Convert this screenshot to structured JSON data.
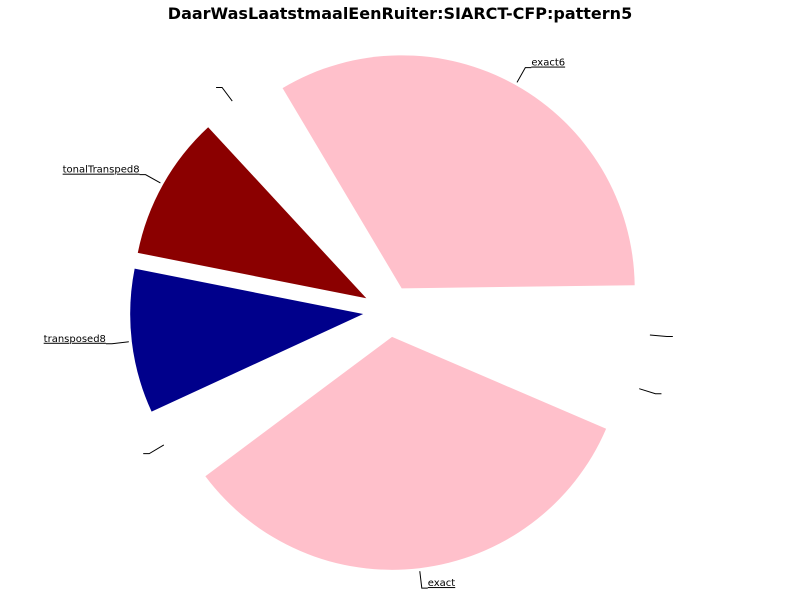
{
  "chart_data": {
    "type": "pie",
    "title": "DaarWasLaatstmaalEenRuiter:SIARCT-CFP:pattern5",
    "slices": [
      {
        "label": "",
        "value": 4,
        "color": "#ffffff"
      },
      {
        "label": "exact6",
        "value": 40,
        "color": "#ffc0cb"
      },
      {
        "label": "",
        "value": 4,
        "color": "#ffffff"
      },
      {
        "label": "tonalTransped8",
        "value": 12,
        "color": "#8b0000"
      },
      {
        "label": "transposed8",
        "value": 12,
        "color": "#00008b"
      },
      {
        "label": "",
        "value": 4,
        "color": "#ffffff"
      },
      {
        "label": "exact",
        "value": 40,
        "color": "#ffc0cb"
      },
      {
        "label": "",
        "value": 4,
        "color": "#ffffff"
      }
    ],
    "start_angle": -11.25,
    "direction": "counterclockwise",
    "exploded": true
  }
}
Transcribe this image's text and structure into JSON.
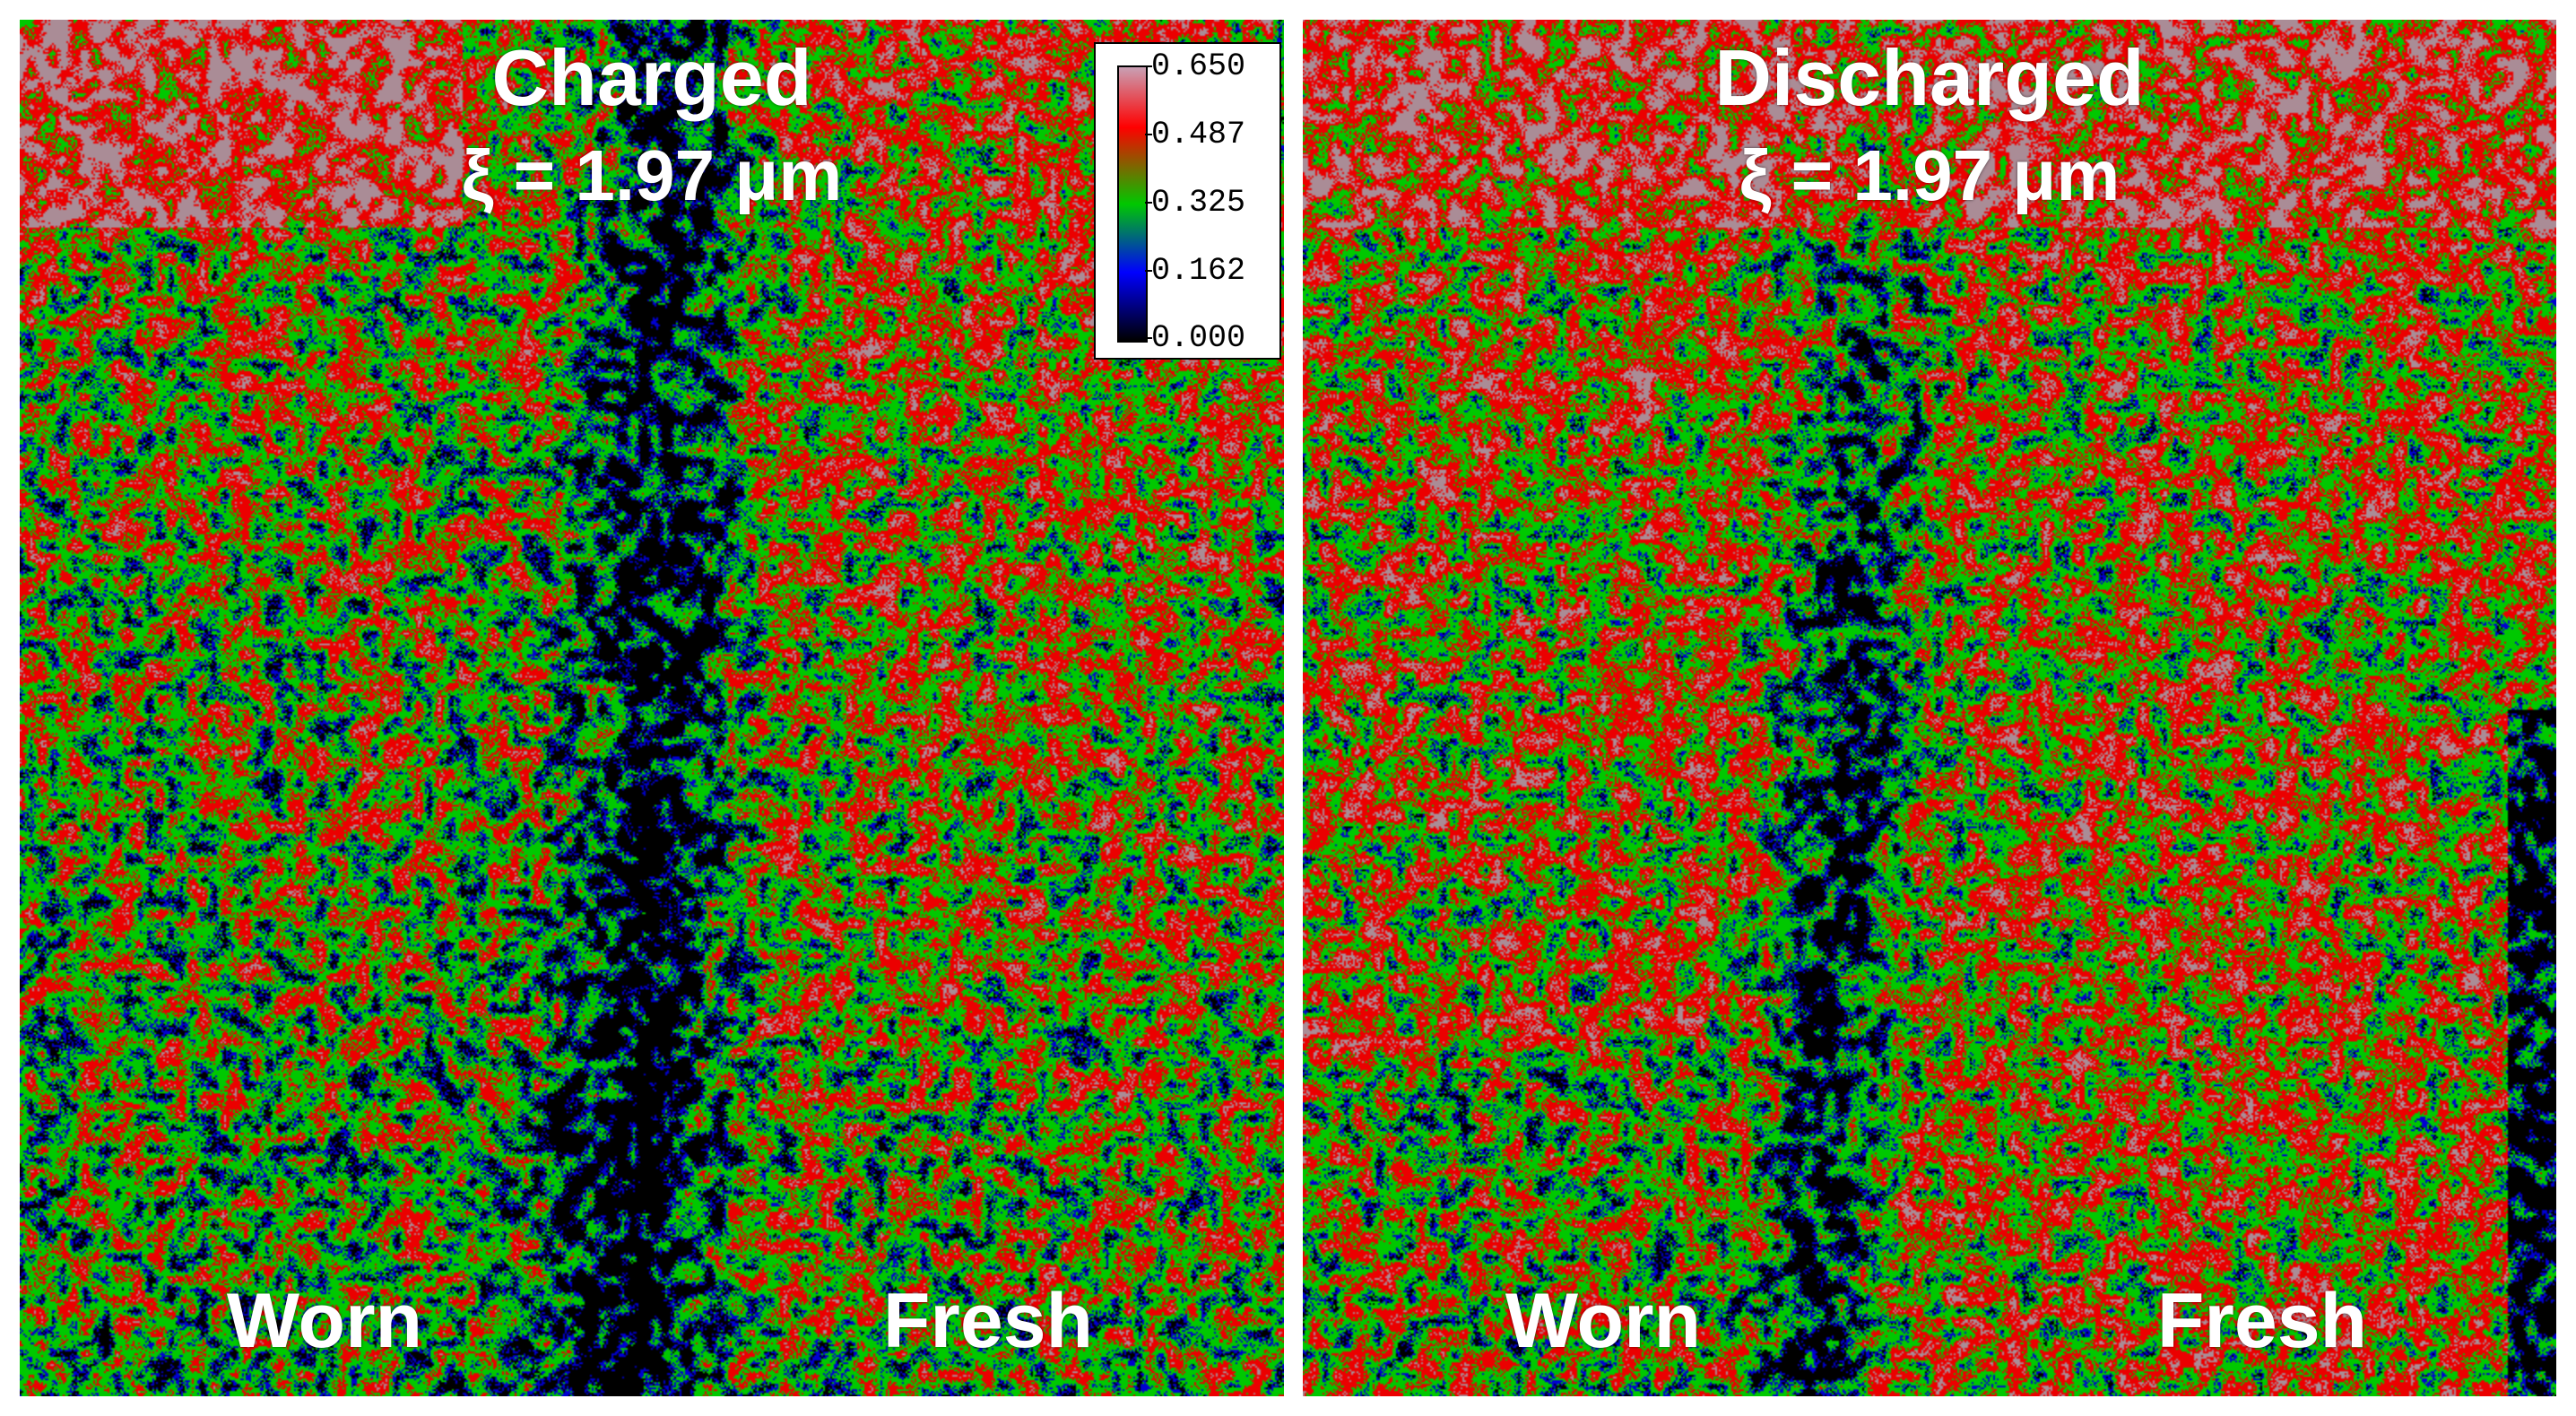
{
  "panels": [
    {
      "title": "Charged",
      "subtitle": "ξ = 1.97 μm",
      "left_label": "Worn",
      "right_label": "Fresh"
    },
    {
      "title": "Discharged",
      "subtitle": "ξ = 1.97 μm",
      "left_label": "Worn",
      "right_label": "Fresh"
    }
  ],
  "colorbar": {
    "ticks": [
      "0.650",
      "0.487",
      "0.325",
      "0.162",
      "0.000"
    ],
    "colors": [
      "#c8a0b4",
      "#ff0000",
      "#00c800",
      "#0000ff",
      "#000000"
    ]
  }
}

————————

REQUIREMENTS:
In the listing, find every line with the word "this" and state how many there are, nothing more.

EXERCISE ANSWER:
2